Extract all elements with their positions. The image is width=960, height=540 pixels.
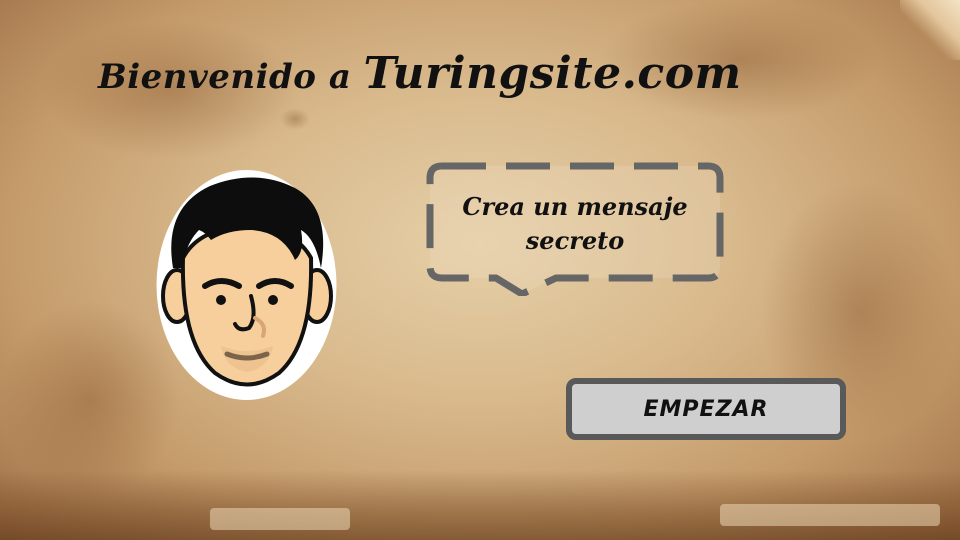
start-button[interactable]: EMPEZAR — [566, 378, 846, 440]
avatar-face-icon — [156, 170, 337, 400]
torn-paper-strip — [720, 504, 940, 526]
speech-bubble-line: Crea un mensaje — [462, 192, 688, 221]
torn-paper-strip — [210, 508, 350, 530]
background-stain — [280, 108, 310, 130]
speech-bubble-line: secreto — [525, 226, 625, 255]
page-title: Bienvenido a Turingsite.com — [98, 48, 742, 99]
welcome-text: Bienvenido a — [98, 57, 352, 97]
brand-name: Turingsite.com — [363, 48, 742, 99]
corner-fold — [900, 0, 960, 60]
start-button-label: EMPEZAR — [643, 396, 769, 422]
speech-bubble-text: Crea un mensaje secreto — [446, 190, 704, 258]
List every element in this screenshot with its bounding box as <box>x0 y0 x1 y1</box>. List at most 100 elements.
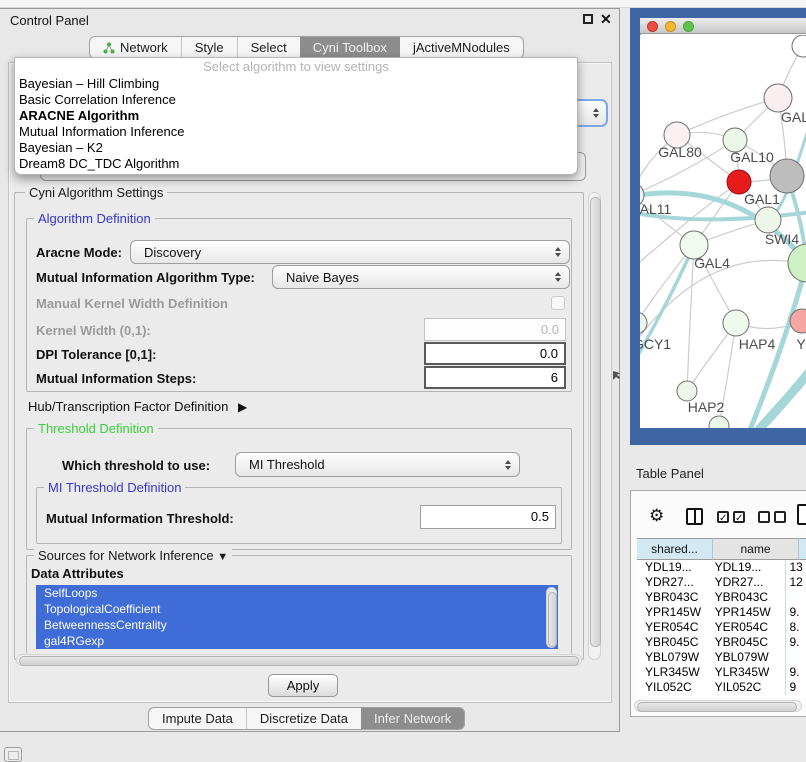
zoom-traffic-light[interactable] <box>683 21 694 32</box>
settings-horizontal-scrollbar[interactable] <box>16 654 582 666</box>
network-node[interactable] <box>788 244 806 282</box>
table-row[interactable]: YBL079WYBL079W <box>637 650 806 665</box>
table-row[interactable]: YDL19...YDL19...13 <box>637 560 806 575</box>
float-window-icon[interactable] <box>583 14 593 24</box>
dpi-tolerance-label: DPI Tolerance [0,1]: <box>36 347 156 362</box>
tab-network[interactable]: Network <box>90 37 181 58</box>
expand-right-icon[interactable]: ▶ <box>238 400 247 414</box>
data-attribute-item[interactable]: TopologicalCoefficient <box>36 601 558 617</box>
mi-steps-field[interactable]: 6 <box>424 366 566 389</box>
tab-jactivemnodules[interactable]: jActiveMNodules <box>400 37 523 58</box>
table-cell: 9 <box>785 680 806 695</box>
table-cell: YER054C <box>637 620 707 635</box>
network-node[interactable] <box>792 35 806 57</box>
network-node-hap4[interactable] <box>723 310 749 336</box>
tab-impute-data[interactable]: Impute Data <box>149 708 246 729</box>
tab-label: Cyni Toolbox <box>313 37 387 59</box>
mi-type-combobox[interactable]: Naive Bayes <box>272 265 570 289</box>
column-header-partial[interactable] <box>799 538 806 560</box>
table-cell: YDR27... <box>707 575 786 590</box>
column-header-shared-name[interactable]: shared... <box>637 538 713 560</box>
network-node-gcy1[interactable] <box>640 312 647 334</box>
data-attribute-item[interactable]: BetweennessCentrality <box>36 617 558 633</box>
collapse-down-icon[interactable]: ▼ <box>217 551 228 563</box>
table-horizontal-scrollbar[interactable] <box>634 700 802 712</box>
network-node[interactable] <box>709 416 729 428</box>
network-icon <box>103 42 115 54</box>
table-row[interactable]: YPR145WYPR145W9. <box>637 605 806 620</box>
tab-label: Network <box>120 37 168 59</box>
network-node-swi4[interactable] <box>755 207 781 233</box>
network-node[interactable] <box>770 159 804 193</box>
algorithm-option[interactable]: Basic Correlation Inference <box>15 92 577 108</box>
screen: Control Panel ✕ Network Style Select Cyn… <box>0 0 806 762</box>
mi-threshold-field[interactable]: 0.5 <box>420 505 556 529</box>
close-traffic-light[interactable] <box>647 21 658 32</box>
table-cell: 13 <box>785 560 806 575</box>
table-settings-button[interactable]: ⚙ <box>649 506 664 526</box>
table-cell: YBR043C <box>707 590 786 605</box>
kernel-width-field[interactable]: 0.0 <box>424 318 566 341</box>
network-canvas[interactable]: GALGAL80GAL10GAL1GAL11SWI4GAL4GCY1HAP4YH… <box>640 35 806 428</box>
popup-item-list: Bayesian – Hill ClimbingBasic Correlatio… <box>15 76 577 172</box>
columns-icon[interactable] <box>686 508 703 525</box>
aracne-mode-combobox[interactable]: Discovery <box>130 240 570 264</box>
data-attribute-item[interactable]: SelfLoops <box>36 585 558 601</box>
network-node-hap2[interactable] <box>677 381 697 401</box>
column-header-name[interactable]: name <box>713 538 799 560</box>
tab-discretize-data[interactable]: Discretize Data <box>246 708 361 729</box>
dock-panel-icon[interactable] <box>4 747 22 762</box>
algorithm-option[interactable]: Dream8 DC_TDC Algorithm <box>15 156 577 172</box>
network-node-label: GCY1 <box>640 336 671 352</box>
tab-infer-network[interactable]: Infer Network <box>361 708 464 729</box>
select-all-checkbox-icon-2[interactable]: ✓ <box>733 511 745 523</box>
data-attribute-item[interactable]: gal4RGexp <box>36 633 558 649</box>
settings-vertical-scrollbar[interactable] <box>588 192 601 660</box>
table-cell: YBR045C <box>707 635 786 650</box>
algorithm-definition-title: Algorithm Definition <box>34 211 155 226</box>
network-node-label: SWI4 <box>765 231 799 247</box>
tab-style[interactable]: Style <box>181 37 237 58</box>
network-node-gal[interactable] <box>764 84 792 112</box>
tab-cyni-toolbox[interactable]: Cyni Toolbox <box>300 37 400 58</box>
network-node-label: Y <box>796 336 806 352</box>
select-all-checkbox-icon[interactable]: ✓ <box>717 511 729 523</box>
scrollbar-thumb[interactable] <box>19 656 579 666</box>
sources-title-row[interactable]: Sources for Network Inference ▼ <box>34 548 232 563</box>
apply-button[interactable]: Apply <box>268 674 338 697</box>
table-row[interactable]: YER054CYER054C8. <box>637 620 806 635</box>
combo-spinner-icon <box>593 108 599 118</box>
table-cell: YBR043C <box>637 590 707 605</box>
algorithm-option[interactable]: Bayesian – Hill Climbing <box>15 76 577 92</box>
table-cell: YIL052C <box>707 680 786 695</box>
tab-select[interactable]: Select <box>237 37 300 58</box>
table-cell: YER054C <box>707 620 786 635</box>
table-row[interactable]: YBR043CYBR043C <box>637 590 806 605</box>
scrollbar-thumb[interactable] <box>590 197 601 647</box>
table-row[interactable]: YBR045CYBR045C9. <box>637 635 806 650</box>
control-panel-title: Control Panel <box>10 13 89 28</box>
algorithm-option[interactable]: ARACNE Algorithm <box>15 108 577 124</box>
table-row[interactable]: YDR27...YDR27...12 <box>637 575 806 590</box>
close-icon[interactable]: ✕ <box>600 11 612 28</box>
combo-spinner-icon <box>555 247 561 257</box>
network-node-label: GAL80 <box>658 144 702 160</box>
export-table-icon[interactable] <box>797 504 806 525</box>
which-threshold-combobox[interactable]: MI Threshold <box>235 452 520 477</box>
table-row[interactable]: YLR345WYLR345W9. <box>637 665 806 680</box>
deselect-all-checkbox-icon-2[interactable] <box>774 511 786 523</box>
algorithm-option[interactable]: Mutual Information Inference <box>15 124 577 140</box>
scrollbar-thumb[interactable] <box>637 702 797 712</box>
attributes-list-scrollbar[interactable] <box>546 587 557 648</box>
manual-kernel-checkbox[interactable] <box>551 296 565 310</box>
table-row[interactable]: YIL052CYIL052C9 <box>637 680 806 695</box>
minimize-traffic-light[interactable] <box>665 21 676 32</box>
data-attributes-label: Data Attributes <box>31 566 124 581</box>
algorithm-option[interactable]: Bayesian – K2 <box>15 140 577 156</box>
table-cell: YBR045C <box>637 635 707 650</box>
deselect-all-checkbox-icon[interactable] <box>758 511 770 523</box>
hub-definition-expander[interactable]: Hub/Transcription Factor Definition ▶ <box>28 399 247 414</box>
tab-label: Select <box>251 37 287 59</box>
dpi-tolerance-field[interactable]: 0.0 <box>424 342 566 365</box>
scrollbar-thumb[interactable] <box>548 592 557 647</box>
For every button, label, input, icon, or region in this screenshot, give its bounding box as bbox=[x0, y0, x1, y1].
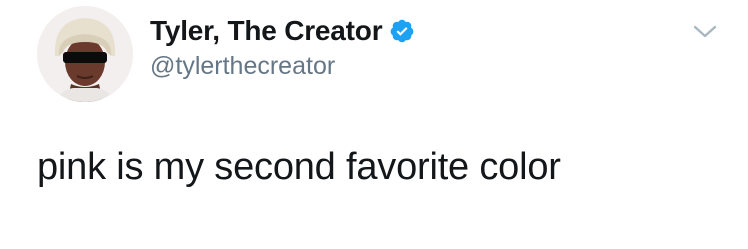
tweet-text: pink is my second favorite color bbox=[37, 146, 561, 188]
tweet-header: Tyler, The Creator @tylerthecreator bbox=[150, 12, 415, 81]
display-name[interactable]: Tyler, The Creator bbox=[150, 15, 383, 47]
user-handle[interactable]: @tylerthecreator bbox=[150, 52, 415, 81]
avatar-image bbox=[37, 6, 133, 102]
chevron-down-icon[interactable] bbox=[693, 24, 717, 40]
name-row: Tyler, The Creator bbox=[150, 12, 415, 50]
avatar[interactable] bbox=[37, 6, 133, 102]
verified-badge-icon bbox=[389, 18, 415, 44]
tweet-card: Tyler, The Creator @tylerthecreator pink… bbox=[0, 0, 748, 249]
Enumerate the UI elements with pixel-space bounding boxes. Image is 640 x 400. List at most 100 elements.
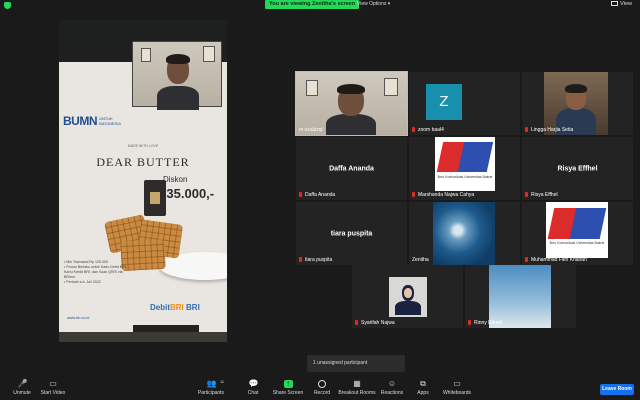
meeting-toolbar: 🎤 Unmute ▭ Start Video 👥 Participants 11 💬 C…	[0, 377, 640, 400]
whiteboards-label: Whiteboards	[442, 390, 472, 396]
whiteboard-icon: ▭	[453, 379, 461, 388]
participants-icon: 👥	[206, 379, 217, 388]
record-icon	[318, 380, 326, 388]
participant-tile[interactable]: Syarifah Najwa	[352, 265, 463, 328]
participant-name-text: m rizalzzqi	[299, 127, 323, 133]
muted-mic-icon	[468, 320, 471, 325]
participant-name-text: Marshanda Najwa Cahya	[418, 192, 475, 198]
top-bar: You are viewing Zenitha's screen View Op…	[0, 0, 640, 10]
promo-term: Kartu Kredit BRI, dan Scan QRIS via BRIm…	[64, 270, 123, 279]
debit-bank: BRI	[170, 303, 184, 312]
apps-icon: ⧉	[420, 379, 426, 388]
participant-avatar: Z	[426, 84, 462, 120]
participant-tile[interactable]: Daffa Ananda Daffa Ananda	[296, 137, 407, 200]
wall-frame	[141, 48, 151, 62]
promo-terms: • Min Transaksi Rp 125.000 • Promo Berla…	[64, 260, 134, 285]
person-hair	[166, 54, 190, 64]
chat-icon: 💬	[248, 379, 259, 388]
muted-mic-icon	[299, 192, 302, 197]
brand-tagline: MADE WITH LOVE	[127, 144, 159, 148]
debit-label: Debit	[150, 303, 170, 312]
leave-room-button[interactable]: Leave Room	[600, 384, 634, 395]
participant-video	[296, 72, 407, 135]
participant-name-text: Rinny Efendi	[474, 320, 503, 326]
promo-term: • Periode s.d. Juli 2022	[64, 280, 101, 284]
participant-tile[interactable]: Risya Effhel Risya Effhel	[522, 137, 633, 200]
presenter-thumbnail[interactable]	[132, 41, 222, 110]
participant-name-center: Daffa Ananda	[329, 165, 374, 172]
participant-tile[interactable]: tiara puspita tiara puspita	[296, 202, 407, 265]
participant-tile[interactable]: Z zoom baal4	[409, 72, 520, 135]
price-prefix: Rp	[159, 188, 166, 194]
reactions-icon: ☺	[387, 379, 397, 388]
participant-name-text: Muhammad Fikri Khairan	[531, 257, 587, 263]
logo-m-shape	[569, 207, 607, 239]
muted-mic-icon	[299, 257, 302, 262]
logo-caption: Ilmu Komunikasi Universitas Bakrie	[437, 174, 493, 179]
participant-name: Muhammad Fikri Khairan	[525, 257, 587, 263]
muted-mic-icon	[525, 192, 528, 197]
view-options-button[interactable]: View Options ▾	[357, 1, 390, 8]
participant-name: zoom baal4	[412, 127, 444, 133]
view-button[interactable]: View	[611, 1, 632, 8]
participants-count: 11	[220, 379, 225, 384]
wall-frame	[203, 46, 215, 62]
price-value: 35.000,-	[166, 186, 215, 201]
person-body	[395, 301, 421, 315]
person-hair	[565, 84, 587, 93]
debit-bri-logo: DebitBRI BRI	[150, 303, 200, 312]
brand-name: DEAR BUTTER	[96, 155, 190, 169]
person-body	[326, 114, 376, 135]
participant-name-text: Risya Effhel	[531, 192, 558, 198]
participant-video-sky	[489, 265, 551, 328]
participant-tile[interactable]: Rinny Efendi	[465, 265, 576, 328]
participant-name-text: Syarifah Najwa	[361, 320, 395, 326]
participant-tile[interactable]: Ilmu Komunikasi Universitas Bakrie Muham…	[522, 202, 633, 265]
participant-name-center: Risya Effhel	[557, 165, 598, 172]
participant-tile[interactable]: Lingga Harjia Setia	[522, 72, 633, 135]
participant-name-text: Zenitha	[412, 257, 429, 263]
security-shield-icon[interactable]	[4, 2, 11, 9]
discount-label: Diskon	[163, 175, 188, 184]
participant-name-center: tiara puspita	[330, 230, 373, 237]
participants-label: Participants	[197, 390, 225, 396]
record-button[interactable]: Record	[302, 380, 342, 396]
participant-video	[544, 72, 608, 135]
start-video-button[interactable]: ▭ Start Video	[33, 380, 73, 397]
chat-button[interactable]: 💬 Chat	[233, 379, 273, 397]
participant-name: Zenitha	[412, 257, 429, 263]
participant-tile[interactable]: Zenitha	[409, 202, 520, 265]
muted-mic-icon	[525, 257, 528, 262]
university-logo: Ilmu Komunikasi Universitas Bakrie	[435, 137, 495, 191]
university-logo: Ilmu Komunikasi Universitas Bakrie	[546, 202, 608, 258]
debit-bank-2: BRI	[186, 303, 200, 312]
breakout-rooms-label: Breakout Rooms	[338, 390, 376, 396]
view-label: View	[620, 1, 632, 7]
bumn-logo: BUMN	[63, 114, 98, 128]
participant-name: tiara puspita	[299, 257, 332, 263]
muted-mic-icon	[412, 127, 415, 132]
muted-mic-icon	[525, 127, 528, 132]
shared-screen-bottom-strip	[59, 332, 227, 342]
logo-caption: Ilmu Komunikasi Universitas Bakrie	[549, 241, 605, 246]
chat-label: Chat	[247, 390, 259, 396]
view-options-label: View Options	[357, 1, 387, 7]
whiteboards-button[interactable]: ▭ Whiteboards	[437, 379, 477, 397]
discount-price: Rp35.000,-	[159, 186, 214, 201]
participant-name: Lingga Harjia Setia	[525, 127, 573, 133]
start-video-label: Start Video	[40, 390, 66, 396]
participant-name: Marshanda Najwa Cahya	[412, 192, 474, 198]
person-face	[404, 288, 412, 298]
muted-microphone-icon: 🎤	[17, 379, 28, 388]
participant-name: Syarifah Najwa	[355, 320, 395, 326]
participant-tile[interactable]: m rizalzzqi	[295, 71, 408, 136]
unassigned-participant-notice[interactable]: 1 unassigned participant	[307, 355, 405, 372]
bumn-logo-subtitle: UNTUK INDONESIA	[99, 116, 122, 126]
breakout-rooms-button[interactable]: ▦ Breakout Rooms	[337, 380, 377, 397]
muted-mic-icon	[355, 320, 358, 325]
participant-tile[interactable]: Ilmu Komunikasi Universitas Bakrie Marsh…	[409, 137, 520, 200]
participant-name-text: Daffa Ananda	[305, 192, 336, 198]
logo-m-shape	[458, 142, 494, 173]
participant-name: Risya Effhel	[525, 192, 558, 198]
participant-name: Daffa Ananda	[299, 192, 335, 198]
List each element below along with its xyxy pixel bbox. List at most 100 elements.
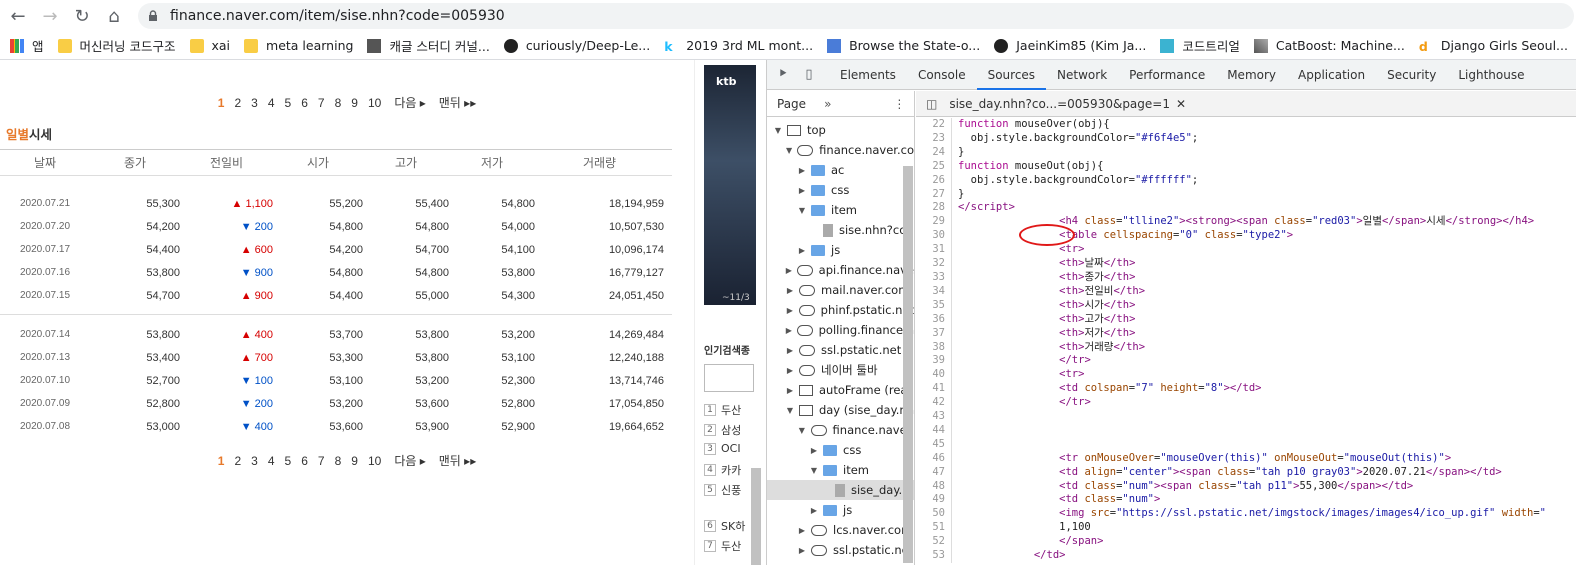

......

Task brief: Format the stretch from the line containing "zoom-traffic-light[interactable] <box>683 21" through the line containing "expand-right-icon[interactable]: ▶ <box>238" in the data above as a JSON list of strings, one string per line, leaving out blank lines.

Answer to the exercise:
[
  "zoom-traffic-light[interactable] <box>683 21 694 32</box>",
  "settings-horizontal-scrollbar[interactable] <box>16 654 582 666</box>",
  "network-node[interactable] <box>788 244 806 282</box>",
  "table-row[interactable]: YBL079WYBL079W <box>637 650 806 665</box>",
  "table-row[interactable]: YDL19...YDL19...13 <box>637 560 806 575</box>",
  "float-window-icon[interactable] <box>583 14 593 24</box>",
  "dpi-tolerance-label: DPI Tolerance [0,1]: <box>36 347 156 362</box>",
  "tab-network[interactable]: Network <box>90 37 181 58</box>",
  "expand-right-icon[interactable]: ▶ <box>238 400 247 414</box>"
]